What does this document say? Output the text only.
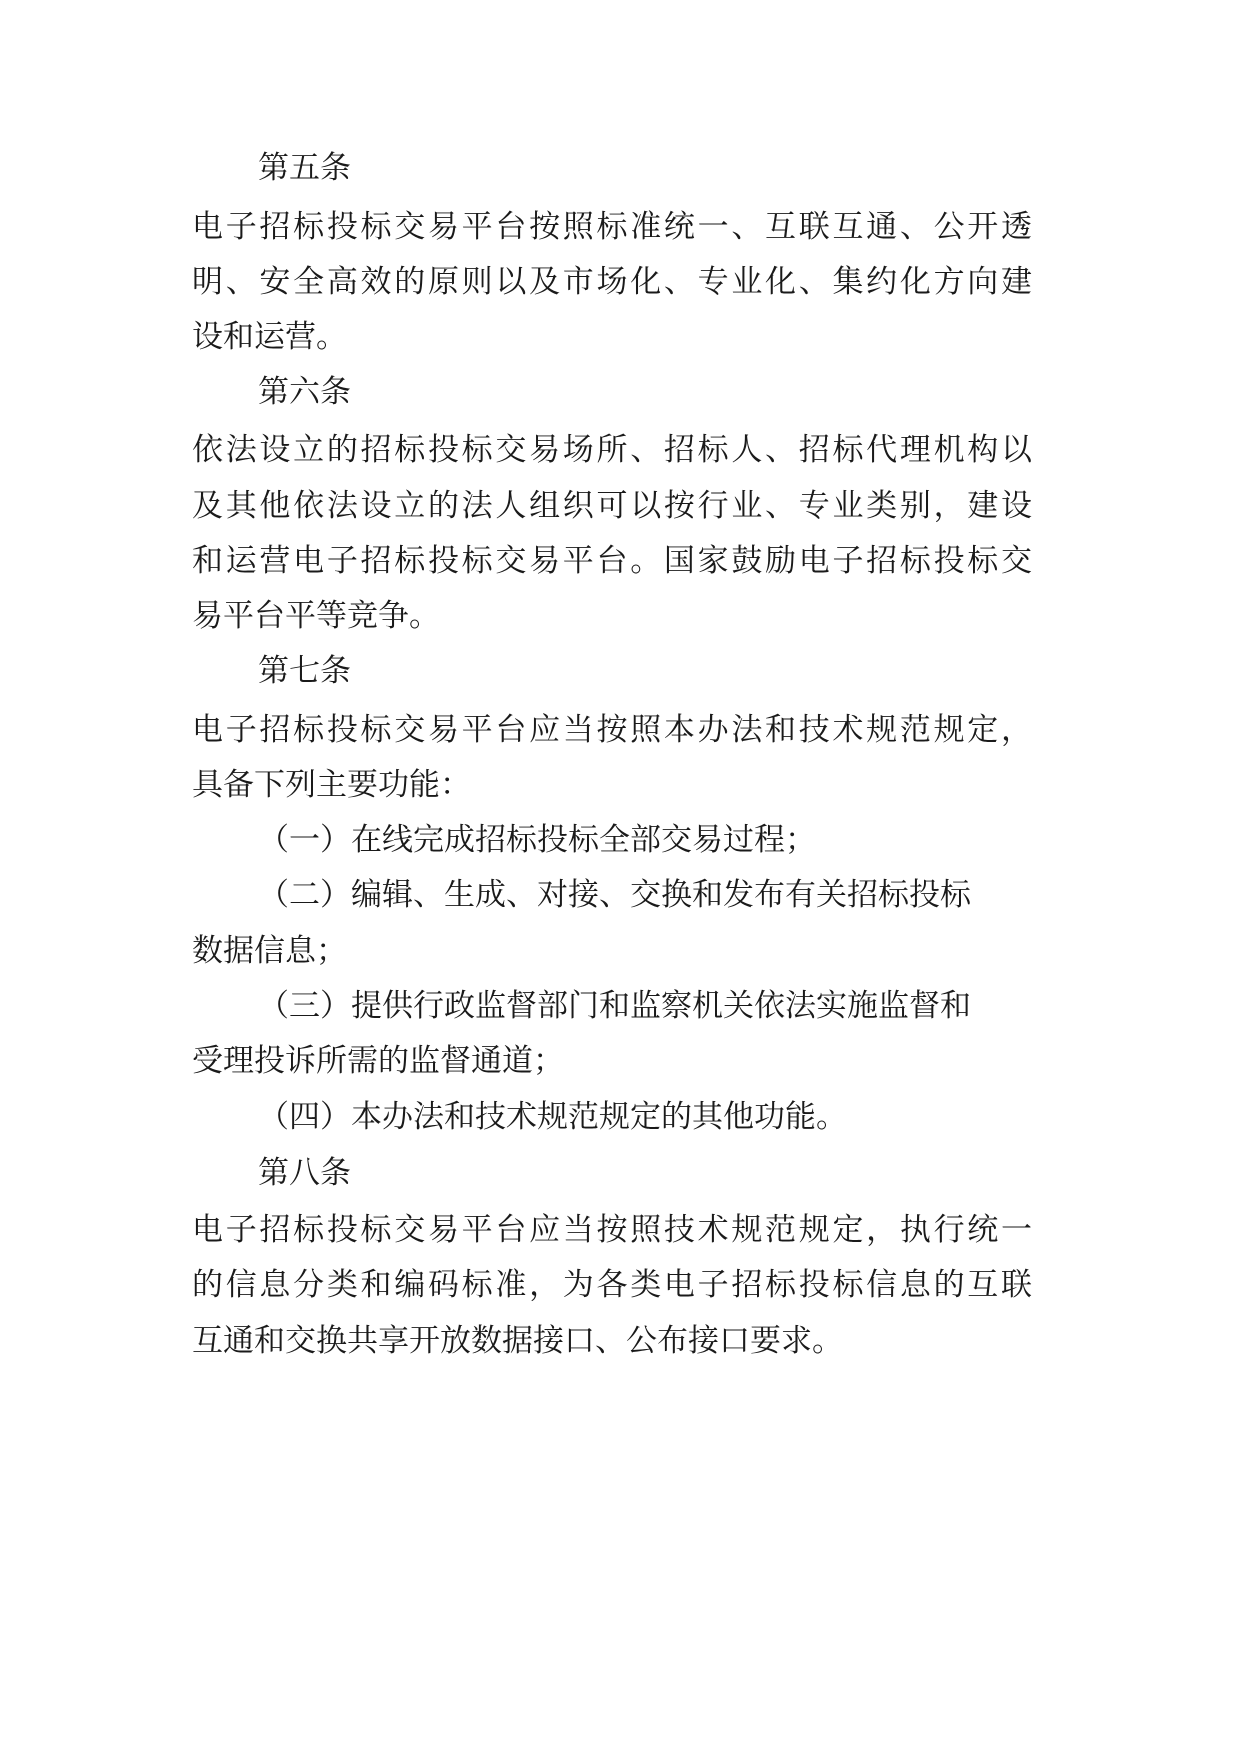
第五条
电子招标投标交易平台按照标准统一、互联互通、公开透
明、安全高效的原则以及市场化、专业化、集约化方向建
设和运营。
第六条
依法设立的招标投标交易场所、招标人、招标代理机构以
及其他依法设立的法人组织可以按行业、专业类别，建设
和运营电子招标投标交易平台。国家鼓励电子招标投标交
易平台平等竞争。
第七条
电子招标投标交易平台应当按照本办法和技术规范规定，
具备下列主要功能：
（一）在线完成招标投标全部交易过程；
（二）编辑、生成、对接、交换和发布有关招标投标
数据信息；
（三）提供行政监督部门和监察机关依法实施监督和
受理投诉所需的监督通道；
（四）本办法和技术规范规定的其他功能。
第八条
电子招标投标交易平台应当按照技术规范规定，执行统一
的信息分类和编码标准，为各类电子招标投标信息的互联
互通和交换共享开放数据接口、公布接口要求。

----------

- DESCRIPTION OF THE TASK: Except for the pictures, give all the material above again verbatim.

- ANSWER TO THIS TASK:
What does this document say? Output the text only.
第五条
电子招标投标交易平台按照标准统一、互联互通、公开透
明、安全高效的原则以及市场化、专业化、集约化方向建
设和运营。
第六条
依法设立的招标投标交易场所、招标人、招标代理机构以
及其他依法设立的法人组织可以按行业、专业类别，建设
和运营电子招标投标交易平台。国家鼓励电子招标投标交
易平台平等竞争。
第七条
电子招标投标交易平台应当按照本办法和技术规范规定，
具备下列主要功能：
（一）在线完成招标投标全部交易过程；
（二）编辑、生成、对接、交换和发布有关招标投标
数据信息；
（三）提供行政监督部门和监察机关依法实施监督和
受理投诉所需的监督通道；
（四）本办法和技术规范规定的其他功能。
第八条
电子招标投标交易平台应当按照技术规范规定，执行统一
的信息分类和编码标准，为各类电子招标投标信息的互联
互通和交换共享开放数据接口、公布接口要求。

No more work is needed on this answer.